[Start Listed entries]

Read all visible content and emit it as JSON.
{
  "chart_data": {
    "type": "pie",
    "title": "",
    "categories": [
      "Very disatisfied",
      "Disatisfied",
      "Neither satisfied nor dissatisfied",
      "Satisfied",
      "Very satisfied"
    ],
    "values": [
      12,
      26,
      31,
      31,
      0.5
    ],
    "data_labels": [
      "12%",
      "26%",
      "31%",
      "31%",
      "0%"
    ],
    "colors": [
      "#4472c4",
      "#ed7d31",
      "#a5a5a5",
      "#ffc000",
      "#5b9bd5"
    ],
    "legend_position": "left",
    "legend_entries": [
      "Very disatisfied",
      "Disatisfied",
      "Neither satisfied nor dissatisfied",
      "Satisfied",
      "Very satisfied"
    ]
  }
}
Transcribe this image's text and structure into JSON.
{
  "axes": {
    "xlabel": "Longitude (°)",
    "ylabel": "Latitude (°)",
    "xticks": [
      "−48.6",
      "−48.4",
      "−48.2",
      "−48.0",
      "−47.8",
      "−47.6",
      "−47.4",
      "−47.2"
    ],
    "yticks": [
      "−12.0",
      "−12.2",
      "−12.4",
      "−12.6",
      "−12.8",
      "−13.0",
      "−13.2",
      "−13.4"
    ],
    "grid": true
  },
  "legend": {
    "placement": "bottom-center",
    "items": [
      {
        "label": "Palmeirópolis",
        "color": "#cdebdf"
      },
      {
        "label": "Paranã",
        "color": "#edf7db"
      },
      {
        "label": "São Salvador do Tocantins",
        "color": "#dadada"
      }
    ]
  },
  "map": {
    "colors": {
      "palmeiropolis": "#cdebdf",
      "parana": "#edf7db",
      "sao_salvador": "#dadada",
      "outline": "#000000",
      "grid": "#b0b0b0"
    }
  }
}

[End Listed entries]

**Aim:**
Print out all the entries precisely as written.

**Task result:**
Read all visible content and emit it as JSON.
{
  "chart_data": {
    "type": "pie",
    "title": "",
    "categories": [
      "Very disatisfied",
      "Disatisfied",
      "Neither satisfied nor dissatisfied",
      "Satisfied",
      "Very satisfied"
    ],
    "values": [
      12,
      26,
      31,
      31,
      0.5
    ],
    "data_labels": [
      "12%",
      "26%",
      "31%",
      "31%",
      "0%"
    ],
    "colors": [
      "#4472c4",
      "#ed7d31",
      "#a5a5a5",
      "#ffc000",
      "#5b9bd5"
    ],
    "legend_position": "left",
    "legend_entries": [
      "Very disatisfied",
      "Disatisfied",
      "Neither satisfied nor dissatisfied",
      "Satisfied",
      "Very satisfied"
    ]
  }
}
Transcribe this image's text and structure into JSON.
{
  "axes": {
    "xlabel": "Longitude (°)",
    "ylabel": "Latitude (°)",
    "xticks": [
      "−48.6",
      "−48.4",
      "−48.2",
      "−48.0",
      "−47.8",
      "−47.6",
      "−47.4",
      "−47.2"
    ],
    "yticks": [
      "−12.0",
      "−12.2",
      "−12.4",
      "−12.6",
      "−12.8",
      "−13.0",
      "−13.2",
      "−13.4"
    ],
    "grid": true
  },
  "legend": {
    "placement": "bottom-center",
    "items": [
      {
        "label": "Palmeirópolis",
        "color": "#cdebdf"
      },
      {
        "label": "Paranã",
        "color": "#edf7db"
      },
      {
        "label": "São Salvador do Tocantins",
        "color": "#dadada"
      }
    ]
  },
  "map": {
    "colors": {
      "palmeiropolis": "#cdebdf",
      "parana": "#edf7db",
      "sao_salvador": "#dadada",
      "outline": "#000000",
      "grid": "#b0b0b0"
    }
  }
}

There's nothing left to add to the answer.